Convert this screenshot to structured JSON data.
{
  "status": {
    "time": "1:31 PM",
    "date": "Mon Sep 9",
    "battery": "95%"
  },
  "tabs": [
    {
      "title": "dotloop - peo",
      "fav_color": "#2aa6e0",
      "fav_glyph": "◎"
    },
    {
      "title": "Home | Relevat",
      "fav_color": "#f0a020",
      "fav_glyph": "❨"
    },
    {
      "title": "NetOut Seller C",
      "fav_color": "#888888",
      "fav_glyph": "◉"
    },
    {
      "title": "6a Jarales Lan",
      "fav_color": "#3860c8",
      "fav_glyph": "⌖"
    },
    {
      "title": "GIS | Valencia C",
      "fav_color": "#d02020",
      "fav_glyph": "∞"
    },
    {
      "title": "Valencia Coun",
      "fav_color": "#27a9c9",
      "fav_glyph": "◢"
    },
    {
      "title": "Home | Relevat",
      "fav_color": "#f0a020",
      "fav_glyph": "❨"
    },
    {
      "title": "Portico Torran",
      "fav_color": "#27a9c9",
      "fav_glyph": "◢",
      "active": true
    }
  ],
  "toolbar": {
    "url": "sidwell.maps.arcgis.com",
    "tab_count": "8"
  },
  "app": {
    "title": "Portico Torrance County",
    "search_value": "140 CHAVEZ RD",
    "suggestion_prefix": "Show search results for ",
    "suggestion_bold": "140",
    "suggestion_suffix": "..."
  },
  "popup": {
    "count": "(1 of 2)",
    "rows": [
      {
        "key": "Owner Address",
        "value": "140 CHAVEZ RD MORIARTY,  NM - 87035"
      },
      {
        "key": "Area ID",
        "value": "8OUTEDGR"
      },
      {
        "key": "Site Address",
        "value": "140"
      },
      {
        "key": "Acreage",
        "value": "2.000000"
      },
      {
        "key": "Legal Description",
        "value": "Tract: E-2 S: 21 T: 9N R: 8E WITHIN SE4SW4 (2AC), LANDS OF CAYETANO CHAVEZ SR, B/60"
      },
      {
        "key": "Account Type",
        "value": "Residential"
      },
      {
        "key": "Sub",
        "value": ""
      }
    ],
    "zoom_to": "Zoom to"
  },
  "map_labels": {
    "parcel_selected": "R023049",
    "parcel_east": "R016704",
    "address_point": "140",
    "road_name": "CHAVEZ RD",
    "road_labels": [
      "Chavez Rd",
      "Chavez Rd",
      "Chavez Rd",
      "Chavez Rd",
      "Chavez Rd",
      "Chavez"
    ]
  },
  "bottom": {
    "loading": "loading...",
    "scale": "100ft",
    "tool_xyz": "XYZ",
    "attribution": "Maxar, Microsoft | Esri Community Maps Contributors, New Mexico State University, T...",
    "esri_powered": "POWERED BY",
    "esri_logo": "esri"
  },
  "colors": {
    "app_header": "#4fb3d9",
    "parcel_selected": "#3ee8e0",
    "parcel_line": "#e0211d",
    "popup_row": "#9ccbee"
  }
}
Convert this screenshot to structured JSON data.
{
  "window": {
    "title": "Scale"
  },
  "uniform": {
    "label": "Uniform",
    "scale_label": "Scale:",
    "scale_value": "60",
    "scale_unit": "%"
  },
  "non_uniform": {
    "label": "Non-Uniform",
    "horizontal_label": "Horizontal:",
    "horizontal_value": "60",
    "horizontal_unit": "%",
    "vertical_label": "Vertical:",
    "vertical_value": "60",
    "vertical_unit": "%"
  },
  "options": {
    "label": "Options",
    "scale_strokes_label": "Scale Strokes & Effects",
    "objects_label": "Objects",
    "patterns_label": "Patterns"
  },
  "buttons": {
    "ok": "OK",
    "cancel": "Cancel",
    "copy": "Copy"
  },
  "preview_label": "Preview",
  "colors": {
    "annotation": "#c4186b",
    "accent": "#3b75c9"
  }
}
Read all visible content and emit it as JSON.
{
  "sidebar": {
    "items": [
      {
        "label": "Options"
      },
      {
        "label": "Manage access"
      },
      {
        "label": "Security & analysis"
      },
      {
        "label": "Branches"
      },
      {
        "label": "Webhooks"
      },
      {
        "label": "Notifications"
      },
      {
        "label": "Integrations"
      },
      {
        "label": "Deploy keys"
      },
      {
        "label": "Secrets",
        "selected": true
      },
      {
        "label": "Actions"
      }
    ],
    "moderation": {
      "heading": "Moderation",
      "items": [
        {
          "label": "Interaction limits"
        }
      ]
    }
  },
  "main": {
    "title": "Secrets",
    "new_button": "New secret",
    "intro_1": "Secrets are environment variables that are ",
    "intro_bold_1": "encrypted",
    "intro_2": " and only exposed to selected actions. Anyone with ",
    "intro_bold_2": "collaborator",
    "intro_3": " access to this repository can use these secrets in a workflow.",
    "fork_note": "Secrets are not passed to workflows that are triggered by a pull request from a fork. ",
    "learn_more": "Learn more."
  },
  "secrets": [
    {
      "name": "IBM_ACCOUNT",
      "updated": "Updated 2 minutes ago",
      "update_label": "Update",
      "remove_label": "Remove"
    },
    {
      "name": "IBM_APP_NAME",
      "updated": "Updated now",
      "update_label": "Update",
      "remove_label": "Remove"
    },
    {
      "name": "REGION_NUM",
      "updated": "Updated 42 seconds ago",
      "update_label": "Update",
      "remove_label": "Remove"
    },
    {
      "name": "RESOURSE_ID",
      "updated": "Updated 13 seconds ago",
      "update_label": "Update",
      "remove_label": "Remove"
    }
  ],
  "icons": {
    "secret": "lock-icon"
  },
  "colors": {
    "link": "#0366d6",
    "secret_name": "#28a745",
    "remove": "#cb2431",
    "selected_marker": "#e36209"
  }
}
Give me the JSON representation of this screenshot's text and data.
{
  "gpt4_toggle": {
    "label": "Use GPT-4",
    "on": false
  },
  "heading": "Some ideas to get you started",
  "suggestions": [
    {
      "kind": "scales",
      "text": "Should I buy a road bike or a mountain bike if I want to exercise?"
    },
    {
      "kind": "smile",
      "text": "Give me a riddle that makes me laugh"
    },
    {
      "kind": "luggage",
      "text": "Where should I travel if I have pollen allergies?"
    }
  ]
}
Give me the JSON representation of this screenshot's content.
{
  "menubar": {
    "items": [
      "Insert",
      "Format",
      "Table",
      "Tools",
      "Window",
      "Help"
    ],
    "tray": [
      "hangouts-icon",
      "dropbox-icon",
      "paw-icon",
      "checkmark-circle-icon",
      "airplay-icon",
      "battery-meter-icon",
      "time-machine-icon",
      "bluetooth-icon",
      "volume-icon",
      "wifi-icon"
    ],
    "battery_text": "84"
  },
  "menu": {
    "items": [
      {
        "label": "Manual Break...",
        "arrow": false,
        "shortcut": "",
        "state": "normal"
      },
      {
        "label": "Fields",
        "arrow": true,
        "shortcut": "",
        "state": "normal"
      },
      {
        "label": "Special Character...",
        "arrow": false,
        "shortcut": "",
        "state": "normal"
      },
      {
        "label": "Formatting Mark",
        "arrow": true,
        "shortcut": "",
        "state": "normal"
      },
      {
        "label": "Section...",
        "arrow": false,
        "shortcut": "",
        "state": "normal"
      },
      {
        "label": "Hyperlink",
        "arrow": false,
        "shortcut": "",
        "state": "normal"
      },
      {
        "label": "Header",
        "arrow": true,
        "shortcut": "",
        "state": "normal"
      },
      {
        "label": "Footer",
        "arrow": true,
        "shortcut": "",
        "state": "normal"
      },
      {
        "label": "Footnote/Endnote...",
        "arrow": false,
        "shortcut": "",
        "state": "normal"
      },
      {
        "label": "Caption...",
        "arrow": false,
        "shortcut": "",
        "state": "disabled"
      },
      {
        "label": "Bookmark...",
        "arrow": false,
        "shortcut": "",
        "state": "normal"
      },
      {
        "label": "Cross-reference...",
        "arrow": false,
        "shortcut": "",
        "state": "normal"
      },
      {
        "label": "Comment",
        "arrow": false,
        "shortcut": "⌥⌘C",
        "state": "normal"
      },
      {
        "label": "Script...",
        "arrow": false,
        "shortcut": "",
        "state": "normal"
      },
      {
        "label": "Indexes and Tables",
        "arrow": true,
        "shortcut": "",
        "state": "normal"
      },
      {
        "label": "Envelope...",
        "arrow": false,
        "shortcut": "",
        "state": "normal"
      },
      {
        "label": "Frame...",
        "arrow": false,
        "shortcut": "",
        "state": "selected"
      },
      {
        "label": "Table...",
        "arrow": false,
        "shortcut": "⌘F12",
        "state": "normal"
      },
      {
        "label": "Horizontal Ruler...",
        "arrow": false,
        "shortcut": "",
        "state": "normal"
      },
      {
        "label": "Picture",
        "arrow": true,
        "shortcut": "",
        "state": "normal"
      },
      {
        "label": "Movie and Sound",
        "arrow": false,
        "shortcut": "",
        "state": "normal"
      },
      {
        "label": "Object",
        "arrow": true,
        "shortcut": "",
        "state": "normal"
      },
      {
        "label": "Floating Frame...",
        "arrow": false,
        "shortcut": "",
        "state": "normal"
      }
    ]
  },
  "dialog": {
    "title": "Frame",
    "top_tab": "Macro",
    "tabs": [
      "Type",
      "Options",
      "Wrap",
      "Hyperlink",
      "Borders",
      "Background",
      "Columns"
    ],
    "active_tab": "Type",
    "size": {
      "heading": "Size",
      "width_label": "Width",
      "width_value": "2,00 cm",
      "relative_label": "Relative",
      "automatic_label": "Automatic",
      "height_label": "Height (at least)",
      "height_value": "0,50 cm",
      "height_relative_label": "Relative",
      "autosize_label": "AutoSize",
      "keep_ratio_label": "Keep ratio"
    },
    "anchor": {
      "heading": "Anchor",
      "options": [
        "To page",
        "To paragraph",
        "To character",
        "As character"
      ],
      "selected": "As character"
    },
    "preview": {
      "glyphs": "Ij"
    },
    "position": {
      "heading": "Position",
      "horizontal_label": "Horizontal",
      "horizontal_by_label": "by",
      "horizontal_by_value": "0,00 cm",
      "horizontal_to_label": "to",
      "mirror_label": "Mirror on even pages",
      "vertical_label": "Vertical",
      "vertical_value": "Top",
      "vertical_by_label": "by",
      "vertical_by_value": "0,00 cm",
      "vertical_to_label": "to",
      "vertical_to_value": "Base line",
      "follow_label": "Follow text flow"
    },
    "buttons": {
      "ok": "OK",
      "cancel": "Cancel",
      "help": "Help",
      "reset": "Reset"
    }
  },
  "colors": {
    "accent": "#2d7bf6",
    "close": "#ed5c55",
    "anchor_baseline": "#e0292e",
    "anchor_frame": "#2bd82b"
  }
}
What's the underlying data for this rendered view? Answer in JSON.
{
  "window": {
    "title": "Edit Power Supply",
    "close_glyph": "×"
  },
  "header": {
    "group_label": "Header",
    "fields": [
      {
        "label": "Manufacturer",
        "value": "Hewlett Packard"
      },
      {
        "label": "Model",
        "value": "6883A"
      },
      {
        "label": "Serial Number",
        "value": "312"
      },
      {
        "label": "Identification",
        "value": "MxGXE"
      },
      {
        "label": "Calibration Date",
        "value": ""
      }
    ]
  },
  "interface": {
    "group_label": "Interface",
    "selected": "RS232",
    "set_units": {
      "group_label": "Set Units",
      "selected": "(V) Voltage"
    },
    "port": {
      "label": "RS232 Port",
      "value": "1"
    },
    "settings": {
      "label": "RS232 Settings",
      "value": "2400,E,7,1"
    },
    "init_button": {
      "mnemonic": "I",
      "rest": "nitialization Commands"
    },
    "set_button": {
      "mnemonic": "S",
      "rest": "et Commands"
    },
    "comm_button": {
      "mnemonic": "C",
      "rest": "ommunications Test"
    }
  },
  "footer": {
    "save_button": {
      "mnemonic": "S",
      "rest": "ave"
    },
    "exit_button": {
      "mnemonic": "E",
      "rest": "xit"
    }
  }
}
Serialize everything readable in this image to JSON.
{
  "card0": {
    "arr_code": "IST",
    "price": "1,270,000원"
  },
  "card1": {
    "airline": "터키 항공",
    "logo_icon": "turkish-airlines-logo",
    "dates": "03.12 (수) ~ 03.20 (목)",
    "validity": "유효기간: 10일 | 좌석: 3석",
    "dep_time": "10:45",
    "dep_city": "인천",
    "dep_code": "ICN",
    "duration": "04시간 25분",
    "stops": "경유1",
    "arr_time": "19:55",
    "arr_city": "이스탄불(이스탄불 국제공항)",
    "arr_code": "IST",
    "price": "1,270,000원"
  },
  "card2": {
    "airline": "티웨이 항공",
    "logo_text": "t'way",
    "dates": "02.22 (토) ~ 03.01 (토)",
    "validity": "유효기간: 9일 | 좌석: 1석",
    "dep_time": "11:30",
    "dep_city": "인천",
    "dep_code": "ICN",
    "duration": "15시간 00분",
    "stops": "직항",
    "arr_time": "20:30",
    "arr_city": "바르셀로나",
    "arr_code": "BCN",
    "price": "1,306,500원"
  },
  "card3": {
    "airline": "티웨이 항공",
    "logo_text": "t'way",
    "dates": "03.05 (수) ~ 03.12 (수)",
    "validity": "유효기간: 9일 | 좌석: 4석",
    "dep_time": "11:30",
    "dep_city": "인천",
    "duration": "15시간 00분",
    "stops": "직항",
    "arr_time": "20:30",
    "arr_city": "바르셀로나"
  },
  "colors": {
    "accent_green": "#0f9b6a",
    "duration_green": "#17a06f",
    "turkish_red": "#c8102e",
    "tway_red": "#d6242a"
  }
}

- **AIM OF THE TASK**:
Count all lines of the data that include "Type". The answer is the number alone.

- **ANSWER TO THE PROBLEM**:
3